## TASK
Consider the data that follows and state how many lines contain the string "VALID", using the number alone.

## DATA FOR THIS TASK
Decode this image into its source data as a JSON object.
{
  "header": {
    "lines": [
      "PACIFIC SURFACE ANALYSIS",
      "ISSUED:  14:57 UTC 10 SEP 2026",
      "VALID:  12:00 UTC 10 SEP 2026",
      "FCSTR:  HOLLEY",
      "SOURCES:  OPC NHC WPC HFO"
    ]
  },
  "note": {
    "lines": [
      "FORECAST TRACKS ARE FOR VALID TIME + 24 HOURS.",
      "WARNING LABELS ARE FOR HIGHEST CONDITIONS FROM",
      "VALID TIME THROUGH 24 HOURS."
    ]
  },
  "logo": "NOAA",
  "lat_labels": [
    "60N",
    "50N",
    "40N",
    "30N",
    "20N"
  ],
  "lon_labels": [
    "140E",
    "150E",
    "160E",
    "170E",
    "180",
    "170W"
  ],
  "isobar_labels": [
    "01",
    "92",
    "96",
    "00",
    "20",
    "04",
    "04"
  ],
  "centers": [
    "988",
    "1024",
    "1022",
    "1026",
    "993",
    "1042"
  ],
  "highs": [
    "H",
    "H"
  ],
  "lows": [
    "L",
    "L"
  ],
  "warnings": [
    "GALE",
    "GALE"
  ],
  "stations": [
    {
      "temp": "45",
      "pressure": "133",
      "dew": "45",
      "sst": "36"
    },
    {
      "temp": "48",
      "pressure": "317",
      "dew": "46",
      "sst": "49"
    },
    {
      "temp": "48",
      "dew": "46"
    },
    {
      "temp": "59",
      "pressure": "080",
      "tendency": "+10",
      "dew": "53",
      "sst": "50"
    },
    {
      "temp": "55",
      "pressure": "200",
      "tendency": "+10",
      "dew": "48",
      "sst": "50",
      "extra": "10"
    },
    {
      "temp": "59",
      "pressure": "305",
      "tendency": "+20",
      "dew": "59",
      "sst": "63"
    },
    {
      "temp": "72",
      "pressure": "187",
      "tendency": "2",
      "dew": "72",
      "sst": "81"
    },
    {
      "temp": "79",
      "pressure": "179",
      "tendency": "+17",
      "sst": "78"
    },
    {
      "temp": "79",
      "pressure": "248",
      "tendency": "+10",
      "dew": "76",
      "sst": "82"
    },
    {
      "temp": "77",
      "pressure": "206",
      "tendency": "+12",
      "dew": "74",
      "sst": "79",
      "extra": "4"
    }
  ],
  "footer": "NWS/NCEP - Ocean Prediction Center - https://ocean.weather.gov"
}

==

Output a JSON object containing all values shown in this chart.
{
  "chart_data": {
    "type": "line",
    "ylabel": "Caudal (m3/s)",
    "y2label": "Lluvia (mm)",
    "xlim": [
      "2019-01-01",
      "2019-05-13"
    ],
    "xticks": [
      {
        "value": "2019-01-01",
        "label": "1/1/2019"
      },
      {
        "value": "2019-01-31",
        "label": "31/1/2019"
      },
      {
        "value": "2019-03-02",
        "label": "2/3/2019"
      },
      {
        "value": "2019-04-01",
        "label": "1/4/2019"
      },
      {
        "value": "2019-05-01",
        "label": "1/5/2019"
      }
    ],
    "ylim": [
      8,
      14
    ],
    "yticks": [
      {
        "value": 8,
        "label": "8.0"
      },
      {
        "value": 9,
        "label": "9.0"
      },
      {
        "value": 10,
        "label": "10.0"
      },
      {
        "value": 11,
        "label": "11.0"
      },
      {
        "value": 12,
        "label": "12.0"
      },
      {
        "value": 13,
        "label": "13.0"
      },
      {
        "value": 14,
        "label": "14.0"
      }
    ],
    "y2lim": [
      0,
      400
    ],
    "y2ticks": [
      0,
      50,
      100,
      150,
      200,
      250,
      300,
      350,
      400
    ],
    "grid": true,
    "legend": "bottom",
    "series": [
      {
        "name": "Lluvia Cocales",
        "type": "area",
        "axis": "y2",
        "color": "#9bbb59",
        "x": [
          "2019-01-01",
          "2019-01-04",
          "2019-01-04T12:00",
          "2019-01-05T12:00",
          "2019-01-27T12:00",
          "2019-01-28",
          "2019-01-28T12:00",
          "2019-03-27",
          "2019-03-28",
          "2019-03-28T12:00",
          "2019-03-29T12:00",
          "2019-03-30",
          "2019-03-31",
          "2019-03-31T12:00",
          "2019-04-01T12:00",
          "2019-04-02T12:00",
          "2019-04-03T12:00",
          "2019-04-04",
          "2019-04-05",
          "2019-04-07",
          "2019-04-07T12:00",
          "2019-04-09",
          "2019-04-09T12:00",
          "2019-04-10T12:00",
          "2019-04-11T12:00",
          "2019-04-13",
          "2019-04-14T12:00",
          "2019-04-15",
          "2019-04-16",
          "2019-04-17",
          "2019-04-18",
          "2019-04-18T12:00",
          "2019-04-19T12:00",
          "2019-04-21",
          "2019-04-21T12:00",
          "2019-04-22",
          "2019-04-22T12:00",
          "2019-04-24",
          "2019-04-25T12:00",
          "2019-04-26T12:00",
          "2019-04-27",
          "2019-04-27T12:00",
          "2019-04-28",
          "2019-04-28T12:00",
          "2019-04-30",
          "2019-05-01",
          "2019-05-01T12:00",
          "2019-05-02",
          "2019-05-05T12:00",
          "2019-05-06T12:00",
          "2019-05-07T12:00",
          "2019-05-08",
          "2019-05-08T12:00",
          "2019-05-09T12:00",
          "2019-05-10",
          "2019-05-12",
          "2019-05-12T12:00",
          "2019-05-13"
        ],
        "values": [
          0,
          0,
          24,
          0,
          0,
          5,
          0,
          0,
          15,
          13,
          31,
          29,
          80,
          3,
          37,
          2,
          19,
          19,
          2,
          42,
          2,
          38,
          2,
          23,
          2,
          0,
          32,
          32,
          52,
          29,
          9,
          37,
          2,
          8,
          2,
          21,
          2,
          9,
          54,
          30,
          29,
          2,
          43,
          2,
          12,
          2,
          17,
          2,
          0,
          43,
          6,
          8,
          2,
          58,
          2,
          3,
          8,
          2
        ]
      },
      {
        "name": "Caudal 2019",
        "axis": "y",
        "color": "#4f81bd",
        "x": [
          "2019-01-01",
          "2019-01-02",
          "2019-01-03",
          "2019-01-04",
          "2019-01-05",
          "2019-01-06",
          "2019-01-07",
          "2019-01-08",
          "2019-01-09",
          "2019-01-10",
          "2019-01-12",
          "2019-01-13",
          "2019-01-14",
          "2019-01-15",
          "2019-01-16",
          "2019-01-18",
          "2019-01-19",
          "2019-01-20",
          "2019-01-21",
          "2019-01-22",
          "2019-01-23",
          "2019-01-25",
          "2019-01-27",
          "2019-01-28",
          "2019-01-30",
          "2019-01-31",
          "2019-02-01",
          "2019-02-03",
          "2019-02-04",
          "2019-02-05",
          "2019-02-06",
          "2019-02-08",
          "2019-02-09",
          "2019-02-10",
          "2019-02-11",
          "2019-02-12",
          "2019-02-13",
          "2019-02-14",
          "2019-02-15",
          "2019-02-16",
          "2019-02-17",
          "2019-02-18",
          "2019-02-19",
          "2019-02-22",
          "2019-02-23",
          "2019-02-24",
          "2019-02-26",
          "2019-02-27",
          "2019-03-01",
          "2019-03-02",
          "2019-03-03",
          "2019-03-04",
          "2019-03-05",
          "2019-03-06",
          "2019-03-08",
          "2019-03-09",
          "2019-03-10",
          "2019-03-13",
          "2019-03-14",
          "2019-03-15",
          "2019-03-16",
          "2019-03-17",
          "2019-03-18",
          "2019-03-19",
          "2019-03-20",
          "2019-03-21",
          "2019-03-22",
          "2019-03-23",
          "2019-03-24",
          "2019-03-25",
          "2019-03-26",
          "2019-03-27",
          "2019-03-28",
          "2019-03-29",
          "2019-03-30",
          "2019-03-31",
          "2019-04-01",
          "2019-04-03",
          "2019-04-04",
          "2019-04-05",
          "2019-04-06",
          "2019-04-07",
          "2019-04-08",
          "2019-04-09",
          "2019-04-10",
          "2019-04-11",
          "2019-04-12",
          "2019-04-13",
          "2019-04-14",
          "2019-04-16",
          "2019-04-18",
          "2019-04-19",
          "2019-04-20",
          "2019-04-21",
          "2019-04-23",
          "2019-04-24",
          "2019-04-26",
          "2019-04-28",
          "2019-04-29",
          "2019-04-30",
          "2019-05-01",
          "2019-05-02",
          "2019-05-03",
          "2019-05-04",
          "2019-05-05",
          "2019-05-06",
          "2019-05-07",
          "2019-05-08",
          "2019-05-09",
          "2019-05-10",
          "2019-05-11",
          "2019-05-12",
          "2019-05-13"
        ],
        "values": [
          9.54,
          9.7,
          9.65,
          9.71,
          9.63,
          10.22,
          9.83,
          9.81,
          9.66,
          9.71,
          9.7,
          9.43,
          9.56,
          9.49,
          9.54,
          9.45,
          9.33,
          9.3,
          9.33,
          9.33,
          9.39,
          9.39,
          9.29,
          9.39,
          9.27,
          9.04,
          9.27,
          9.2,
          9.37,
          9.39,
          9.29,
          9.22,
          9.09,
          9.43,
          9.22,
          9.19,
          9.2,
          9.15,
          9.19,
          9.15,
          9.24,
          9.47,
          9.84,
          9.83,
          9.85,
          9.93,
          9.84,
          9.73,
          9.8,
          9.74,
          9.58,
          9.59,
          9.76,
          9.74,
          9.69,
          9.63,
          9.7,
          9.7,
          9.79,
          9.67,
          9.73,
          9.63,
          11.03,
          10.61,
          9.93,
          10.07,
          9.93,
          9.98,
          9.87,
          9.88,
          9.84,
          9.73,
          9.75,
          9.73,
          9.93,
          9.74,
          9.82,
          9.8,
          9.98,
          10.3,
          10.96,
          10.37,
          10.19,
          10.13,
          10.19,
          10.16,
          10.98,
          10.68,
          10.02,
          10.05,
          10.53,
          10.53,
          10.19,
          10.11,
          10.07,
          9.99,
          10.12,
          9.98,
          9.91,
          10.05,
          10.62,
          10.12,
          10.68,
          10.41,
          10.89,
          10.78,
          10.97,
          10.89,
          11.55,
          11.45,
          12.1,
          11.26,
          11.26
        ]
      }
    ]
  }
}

* * *

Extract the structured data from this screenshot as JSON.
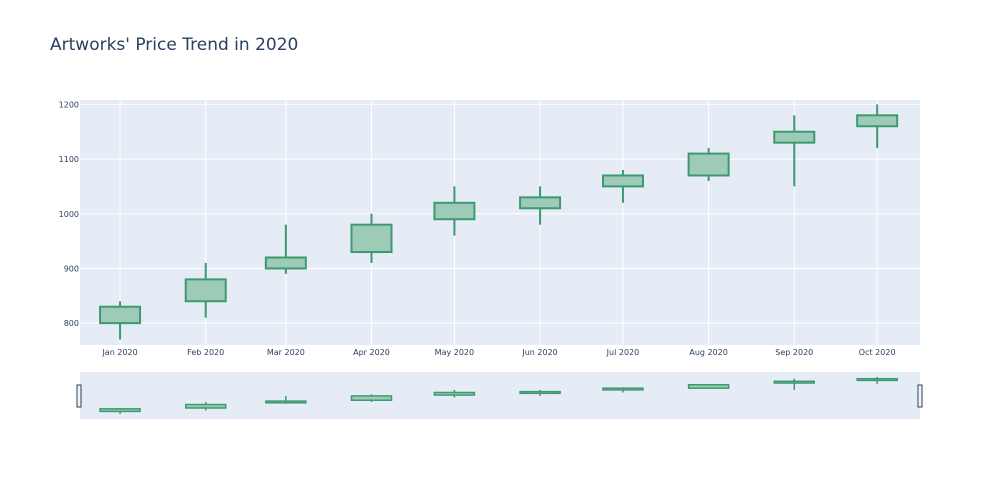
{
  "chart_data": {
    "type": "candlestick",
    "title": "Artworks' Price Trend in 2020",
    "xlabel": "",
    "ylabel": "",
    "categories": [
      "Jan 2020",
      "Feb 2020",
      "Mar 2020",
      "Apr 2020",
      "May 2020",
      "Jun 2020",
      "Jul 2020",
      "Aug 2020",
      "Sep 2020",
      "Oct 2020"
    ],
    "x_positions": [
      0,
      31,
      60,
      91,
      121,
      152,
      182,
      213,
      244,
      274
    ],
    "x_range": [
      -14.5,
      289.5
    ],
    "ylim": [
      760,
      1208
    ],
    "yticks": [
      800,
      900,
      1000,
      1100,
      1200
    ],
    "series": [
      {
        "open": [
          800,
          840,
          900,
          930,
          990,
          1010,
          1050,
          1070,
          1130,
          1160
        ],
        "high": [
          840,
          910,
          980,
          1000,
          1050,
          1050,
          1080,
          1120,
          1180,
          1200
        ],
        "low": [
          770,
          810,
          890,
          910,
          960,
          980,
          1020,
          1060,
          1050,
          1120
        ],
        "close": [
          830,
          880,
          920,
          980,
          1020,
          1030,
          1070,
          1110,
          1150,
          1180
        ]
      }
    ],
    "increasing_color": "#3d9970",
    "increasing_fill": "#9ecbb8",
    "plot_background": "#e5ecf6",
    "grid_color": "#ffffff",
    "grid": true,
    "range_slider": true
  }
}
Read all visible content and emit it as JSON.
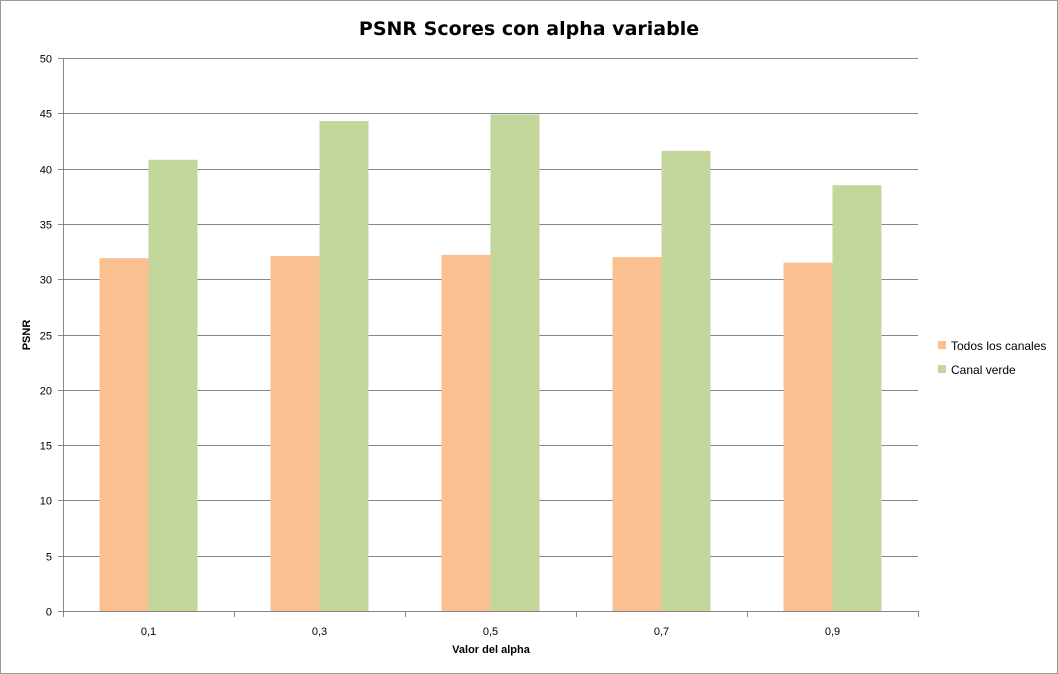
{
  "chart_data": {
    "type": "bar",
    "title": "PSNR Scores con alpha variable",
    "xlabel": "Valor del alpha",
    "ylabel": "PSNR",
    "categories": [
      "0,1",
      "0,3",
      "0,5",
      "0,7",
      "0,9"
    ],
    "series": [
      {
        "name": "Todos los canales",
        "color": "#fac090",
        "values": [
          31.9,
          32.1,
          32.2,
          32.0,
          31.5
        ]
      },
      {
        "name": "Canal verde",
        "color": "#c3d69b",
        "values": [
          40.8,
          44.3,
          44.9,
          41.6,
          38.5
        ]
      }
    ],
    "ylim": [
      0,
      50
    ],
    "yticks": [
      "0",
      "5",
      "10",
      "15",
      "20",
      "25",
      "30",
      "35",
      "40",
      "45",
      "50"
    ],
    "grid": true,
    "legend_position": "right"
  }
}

## THE RESPONSE
3